[WHAT YOU SHOULD DO]
Write out every entry word for word.

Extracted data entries
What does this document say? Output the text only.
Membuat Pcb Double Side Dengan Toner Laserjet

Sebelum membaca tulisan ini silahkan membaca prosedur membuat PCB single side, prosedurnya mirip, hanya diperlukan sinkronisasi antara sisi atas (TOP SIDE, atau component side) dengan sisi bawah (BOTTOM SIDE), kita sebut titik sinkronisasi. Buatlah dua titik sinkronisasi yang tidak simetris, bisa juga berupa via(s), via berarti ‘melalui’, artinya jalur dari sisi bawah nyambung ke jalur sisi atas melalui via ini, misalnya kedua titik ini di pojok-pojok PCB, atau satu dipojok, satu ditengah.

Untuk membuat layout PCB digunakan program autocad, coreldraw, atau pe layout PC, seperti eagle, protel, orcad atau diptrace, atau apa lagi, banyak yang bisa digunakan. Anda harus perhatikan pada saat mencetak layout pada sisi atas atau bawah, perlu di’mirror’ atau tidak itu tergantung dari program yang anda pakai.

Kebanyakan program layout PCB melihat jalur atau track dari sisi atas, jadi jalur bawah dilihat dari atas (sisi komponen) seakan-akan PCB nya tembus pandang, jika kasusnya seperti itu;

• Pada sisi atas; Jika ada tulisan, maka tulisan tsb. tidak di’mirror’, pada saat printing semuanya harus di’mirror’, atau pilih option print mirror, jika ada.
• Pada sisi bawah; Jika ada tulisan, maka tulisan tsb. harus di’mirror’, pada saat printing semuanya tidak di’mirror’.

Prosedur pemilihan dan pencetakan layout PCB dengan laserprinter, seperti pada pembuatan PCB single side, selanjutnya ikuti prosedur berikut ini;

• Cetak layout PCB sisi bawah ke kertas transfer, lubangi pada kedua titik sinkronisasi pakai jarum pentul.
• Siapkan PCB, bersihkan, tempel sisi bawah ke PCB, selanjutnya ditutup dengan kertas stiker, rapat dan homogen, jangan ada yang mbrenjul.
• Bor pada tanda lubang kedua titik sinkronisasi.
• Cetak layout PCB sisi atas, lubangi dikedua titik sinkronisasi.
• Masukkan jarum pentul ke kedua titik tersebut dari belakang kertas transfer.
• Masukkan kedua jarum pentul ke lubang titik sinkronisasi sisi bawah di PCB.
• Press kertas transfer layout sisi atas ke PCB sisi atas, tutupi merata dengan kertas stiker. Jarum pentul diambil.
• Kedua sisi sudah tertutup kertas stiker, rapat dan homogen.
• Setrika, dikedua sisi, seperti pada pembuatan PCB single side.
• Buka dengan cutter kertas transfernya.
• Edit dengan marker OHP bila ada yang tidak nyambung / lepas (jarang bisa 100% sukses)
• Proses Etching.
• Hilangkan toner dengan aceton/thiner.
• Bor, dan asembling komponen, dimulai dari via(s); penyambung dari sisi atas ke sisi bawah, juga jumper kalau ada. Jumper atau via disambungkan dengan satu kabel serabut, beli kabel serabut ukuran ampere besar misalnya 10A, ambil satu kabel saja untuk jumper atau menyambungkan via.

[EXERCISE RESULT]
What does this document say? Output the text only.
Membuat Pcb Double Side Dengan Toner Laserjet

Sebelum membaca tulisan ini silahkan membaca prosedur membuat PCB single side, prosedurnya mirip, hanya diperlukan sinkronisasi antara sisi atas (TOP SIDE, atau component side) dengan sisi bawah (BOTTOM SIDE), kita sebut titik sinkronisasi. Buatlah dua titik sinkronisasi yang tidak simetris, bisa juga berupa via(s), via berarti ‘melalui’, artinya jalur dari sisi bawah nyambung ke jalur sisi atas melalui via ini, misalnya kedua titik ini di pojok-pojok PCB, atau satu dipojok, satu ditengah.

Untuk membuat layout PCB digunakan program autocad, coreldraw, atau pe layout PC, seperti eagle, protel, orcad atau diptrace, atau apa lagi, banyak yang bisa digunakan. Anda harus perhatikan pada saat mencetak layout pada sisi atas atau bawah, perlu di’mirror’ atau tidak itu tergantung dari program yang anda pakai.

Kebanyakan program layout PCB melihat jalur atau track dari sisi atas, jadi jalur bawah dilihat dari atas (sisi komponen) seakan-akan PCB nya tembus pandang, jika kasusnya seperti itu;

• Pada sisi atas; Jika ada tulisan, maka tulisan tsb. tidak di’mirror’, pada saat printing semuanya harus di’mirror’, atau pilih option print mirror, jika ada.
• Pada sisi bawah; Jika ada tulisan, maka tulisan tsb. harus di’mirror’, pada saat printing semuanya tidak di’mirror’.

Prosedur pemilihan dan pencetakan layout PCB dengan laserprinter, seperti pada pembuatan PCB single side, selanjutnya ikuti prosedur berikut ini;

• Cetak layout PCB sisi bawah ke kertas transfer, lubangi pada kedua titik sinkronisasi pakai jarum pentul.
• Siapkan PCB, bersihkan, tempel sisi bawah ke PCB, selanjutnya ditutup dengan kertas stiker, rapat dan homogen, jangan ada yang mbrenjul.
• Bor pada tanda lubang kedua titik sinkronisasi.
• Cetak layout PCB sisi atas, lubangi dikedua titik sinkronisasi.
• Masukkan jarum pentul ke kedua titik tersebut dari belakang kertas transfer.
• Masukkan kedua jarum pentul ke lubang titik sinkronisasi sisi bawah di PCB.
• Press kertas transfer layout sisi atas ke PCB sisi atas, tutupi merata dengan kertas stiker. Jarum pentul diambil.
• Kedua sisi sudah tertutup kertas stiker, rapat dan homogen.
• Setrika, dikedua sisi, seperti pada pembuatan PCB single side.
• Buka dengan cutter kertas transfernya.
• Edit dengan marker OHP bila ada yang tidak nyambung / lepas (jarang bisa 100% sukses)
• Proses Etching.
• Hilangkan toner dengan aceton/thiner.
• Bor, dan asembling komponen, dimulai dari via(s); penyambung dari sisi atas ke sisi bawah, juga jumper kalau ada. Jumper atau via disambungkan dengan satu kabel serabut, beli kabel serabut ukuran ampere besar misalnya 10A, ambil satu kabel saja untuk jumper atau menyambungkan via.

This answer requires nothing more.